*Trecho selecionado*:
A plataforma Discord enviou à Agência Nacional de Proteção de Dados (ANPD) esclarecimentos após a determinação de suspensão das transmissões ao vivo no Brasil. A empresa alega atuar para manter um ambiente digital seguro, rechaçando violência e incitação a atos lesivos.
O documento apresentado pelo Discord citou mecanismos de controle, como verificação de idade e uma ferramenta de controle parental chamada “Central da Família”. Esta ferramenta, segundo a empresa, permite que responsáveis monitorem servidores e imponham restrições de uso.
Sobre o caso de uma adolescente de 13 anos, que teria sido induzida a tirar a própria vida em uma transmissão, o Discord informou que as chamadas ocorreram em grupo privado. A empresa justificou a ausência de bloqueio prévio alegando que a criptografia das chamadas de voz e vídeo impede o monitoramento direto do conteúdo ao vivo.

*O que se pede*: Dê sequência ao texto sobre o Discord e a ANPD, a partir da última frase dele.

*Dados do exercício*:
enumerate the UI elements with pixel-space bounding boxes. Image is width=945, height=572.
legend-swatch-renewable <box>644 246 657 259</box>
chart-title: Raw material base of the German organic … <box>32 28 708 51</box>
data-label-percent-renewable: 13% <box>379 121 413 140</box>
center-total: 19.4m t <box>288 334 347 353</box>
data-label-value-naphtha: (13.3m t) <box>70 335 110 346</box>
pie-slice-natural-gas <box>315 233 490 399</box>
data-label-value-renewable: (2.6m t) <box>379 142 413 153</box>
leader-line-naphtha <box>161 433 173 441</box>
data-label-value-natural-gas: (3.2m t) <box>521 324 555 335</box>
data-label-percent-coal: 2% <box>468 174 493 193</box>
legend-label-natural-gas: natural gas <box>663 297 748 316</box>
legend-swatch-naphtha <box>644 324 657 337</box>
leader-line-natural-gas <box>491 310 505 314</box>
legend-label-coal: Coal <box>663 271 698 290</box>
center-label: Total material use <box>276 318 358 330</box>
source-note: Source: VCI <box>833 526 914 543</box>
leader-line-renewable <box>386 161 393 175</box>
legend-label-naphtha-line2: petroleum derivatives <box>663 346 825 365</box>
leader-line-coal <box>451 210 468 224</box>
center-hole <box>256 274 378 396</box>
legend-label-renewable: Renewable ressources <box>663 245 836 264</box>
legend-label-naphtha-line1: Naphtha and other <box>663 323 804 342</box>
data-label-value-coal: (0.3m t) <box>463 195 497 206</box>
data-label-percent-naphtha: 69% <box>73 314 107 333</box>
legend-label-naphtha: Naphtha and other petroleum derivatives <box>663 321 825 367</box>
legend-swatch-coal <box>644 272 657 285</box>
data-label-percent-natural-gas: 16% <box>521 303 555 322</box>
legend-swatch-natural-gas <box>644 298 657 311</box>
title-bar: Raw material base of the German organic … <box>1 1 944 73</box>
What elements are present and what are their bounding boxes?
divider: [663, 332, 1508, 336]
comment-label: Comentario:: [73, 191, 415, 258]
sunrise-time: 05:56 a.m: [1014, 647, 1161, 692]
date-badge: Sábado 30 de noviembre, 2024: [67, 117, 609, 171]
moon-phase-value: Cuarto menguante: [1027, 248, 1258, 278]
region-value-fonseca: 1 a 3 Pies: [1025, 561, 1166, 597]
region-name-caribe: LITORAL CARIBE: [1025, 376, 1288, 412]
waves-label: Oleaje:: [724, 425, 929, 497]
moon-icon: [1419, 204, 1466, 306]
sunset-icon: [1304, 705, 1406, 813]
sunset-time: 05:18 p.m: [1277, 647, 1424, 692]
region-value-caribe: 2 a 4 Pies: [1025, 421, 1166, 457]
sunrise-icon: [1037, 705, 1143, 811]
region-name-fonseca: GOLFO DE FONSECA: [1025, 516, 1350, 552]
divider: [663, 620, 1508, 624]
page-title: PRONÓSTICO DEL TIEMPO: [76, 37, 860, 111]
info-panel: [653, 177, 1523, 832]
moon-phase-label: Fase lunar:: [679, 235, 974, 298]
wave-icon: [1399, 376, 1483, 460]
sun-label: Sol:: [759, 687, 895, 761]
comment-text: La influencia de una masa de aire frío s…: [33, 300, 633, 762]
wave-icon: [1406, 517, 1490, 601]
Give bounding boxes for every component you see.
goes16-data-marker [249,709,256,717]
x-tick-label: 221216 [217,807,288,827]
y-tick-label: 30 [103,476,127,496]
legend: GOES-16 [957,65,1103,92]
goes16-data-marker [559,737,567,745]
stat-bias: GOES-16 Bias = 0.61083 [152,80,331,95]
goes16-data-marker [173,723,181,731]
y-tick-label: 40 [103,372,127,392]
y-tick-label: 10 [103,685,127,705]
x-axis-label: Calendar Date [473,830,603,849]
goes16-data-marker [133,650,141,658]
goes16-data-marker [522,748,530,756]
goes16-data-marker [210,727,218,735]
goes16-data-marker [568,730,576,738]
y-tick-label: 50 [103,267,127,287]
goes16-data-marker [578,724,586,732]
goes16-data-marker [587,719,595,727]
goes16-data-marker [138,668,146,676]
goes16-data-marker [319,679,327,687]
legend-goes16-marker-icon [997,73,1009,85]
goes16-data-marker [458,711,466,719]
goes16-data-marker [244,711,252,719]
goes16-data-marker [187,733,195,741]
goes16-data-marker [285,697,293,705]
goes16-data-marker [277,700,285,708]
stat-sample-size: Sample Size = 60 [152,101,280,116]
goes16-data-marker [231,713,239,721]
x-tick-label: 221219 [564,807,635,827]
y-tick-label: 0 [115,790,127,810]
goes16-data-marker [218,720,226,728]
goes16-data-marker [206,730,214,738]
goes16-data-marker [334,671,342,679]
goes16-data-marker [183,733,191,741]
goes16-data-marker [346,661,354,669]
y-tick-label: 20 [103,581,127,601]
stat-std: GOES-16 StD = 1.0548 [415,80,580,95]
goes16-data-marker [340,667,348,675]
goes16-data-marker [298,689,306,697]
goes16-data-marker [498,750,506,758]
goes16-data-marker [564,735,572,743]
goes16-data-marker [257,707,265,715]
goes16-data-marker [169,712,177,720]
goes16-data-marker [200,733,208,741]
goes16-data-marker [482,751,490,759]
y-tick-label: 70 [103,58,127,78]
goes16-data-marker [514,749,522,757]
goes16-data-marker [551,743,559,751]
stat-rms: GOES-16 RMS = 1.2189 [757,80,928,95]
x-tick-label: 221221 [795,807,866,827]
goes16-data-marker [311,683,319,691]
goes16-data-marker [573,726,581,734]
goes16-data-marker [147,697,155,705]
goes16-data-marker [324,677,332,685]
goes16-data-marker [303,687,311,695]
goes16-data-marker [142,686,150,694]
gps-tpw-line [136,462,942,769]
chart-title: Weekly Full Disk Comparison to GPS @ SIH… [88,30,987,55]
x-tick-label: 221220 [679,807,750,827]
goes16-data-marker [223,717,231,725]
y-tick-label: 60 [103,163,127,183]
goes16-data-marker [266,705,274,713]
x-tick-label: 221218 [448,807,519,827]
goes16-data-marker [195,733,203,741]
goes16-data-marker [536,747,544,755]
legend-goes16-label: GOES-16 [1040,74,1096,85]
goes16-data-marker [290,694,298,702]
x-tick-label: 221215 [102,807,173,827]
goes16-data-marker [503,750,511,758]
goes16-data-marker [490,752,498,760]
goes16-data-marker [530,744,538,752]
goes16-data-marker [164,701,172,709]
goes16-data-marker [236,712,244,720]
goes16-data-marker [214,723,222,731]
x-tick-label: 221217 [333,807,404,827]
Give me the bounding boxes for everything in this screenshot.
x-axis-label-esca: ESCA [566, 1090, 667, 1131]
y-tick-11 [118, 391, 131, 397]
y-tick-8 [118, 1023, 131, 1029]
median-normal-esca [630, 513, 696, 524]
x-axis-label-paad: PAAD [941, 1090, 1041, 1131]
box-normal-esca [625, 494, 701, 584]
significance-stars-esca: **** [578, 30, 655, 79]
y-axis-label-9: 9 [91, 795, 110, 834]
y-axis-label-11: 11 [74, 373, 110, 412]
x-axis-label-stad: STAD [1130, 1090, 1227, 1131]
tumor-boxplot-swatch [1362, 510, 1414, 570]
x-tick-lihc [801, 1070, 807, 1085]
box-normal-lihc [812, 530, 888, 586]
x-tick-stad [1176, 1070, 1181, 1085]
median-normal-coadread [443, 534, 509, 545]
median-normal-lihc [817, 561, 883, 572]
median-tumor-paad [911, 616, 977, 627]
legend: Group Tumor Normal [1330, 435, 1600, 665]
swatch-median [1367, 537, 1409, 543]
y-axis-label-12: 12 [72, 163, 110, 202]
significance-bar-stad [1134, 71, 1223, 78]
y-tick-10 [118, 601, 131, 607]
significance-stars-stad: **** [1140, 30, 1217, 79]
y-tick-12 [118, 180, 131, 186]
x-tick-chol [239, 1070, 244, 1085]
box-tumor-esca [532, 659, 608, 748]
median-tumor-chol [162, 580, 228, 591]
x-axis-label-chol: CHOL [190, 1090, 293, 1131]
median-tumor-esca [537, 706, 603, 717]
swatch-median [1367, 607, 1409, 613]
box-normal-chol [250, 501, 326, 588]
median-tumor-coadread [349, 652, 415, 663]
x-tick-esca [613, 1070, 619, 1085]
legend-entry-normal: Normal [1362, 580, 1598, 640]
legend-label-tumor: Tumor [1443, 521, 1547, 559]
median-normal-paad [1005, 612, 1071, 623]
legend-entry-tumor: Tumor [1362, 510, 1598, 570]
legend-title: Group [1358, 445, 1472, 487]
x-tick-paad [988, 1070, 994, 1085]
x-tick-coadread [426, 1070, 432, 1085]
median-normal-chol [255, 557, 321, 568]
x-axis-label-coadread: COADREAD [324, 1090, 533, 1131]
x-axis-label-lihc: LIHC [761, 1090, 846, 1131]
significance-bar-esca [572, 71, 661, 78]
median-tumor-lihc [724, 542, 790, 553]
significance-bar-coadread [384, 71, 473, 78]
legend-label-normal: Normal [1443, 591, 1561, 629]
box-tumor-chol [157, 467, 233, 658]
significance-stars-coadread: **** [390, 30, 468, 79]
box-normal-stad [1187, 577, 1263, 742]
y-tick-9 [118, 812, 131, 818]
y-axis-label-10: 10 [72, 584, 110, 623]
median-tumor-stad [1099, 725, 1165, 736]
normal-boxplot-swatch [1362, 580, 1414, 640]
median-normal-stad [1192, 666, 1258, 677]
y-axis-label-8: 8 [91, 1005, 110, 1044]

*Resposta do exercício*:
A ANPD havia determinado a suspensão apenas da funcionalidade de “lives” na última quarta-feira (12). A decisão seguiu após a primeira-dama Janja da Silva exigir a remoção imediata da plataforma, citando o caso de indução ao suicídio.
A operação da Polícia Federal, deflagrada em quatro de agosto, resultou na prisão de cinco adolescentes e um homem de dezoito anos. O Discord afirmou ter removido o canal e suspenso as contas envolvidas em menos de vinte e cinco minutos.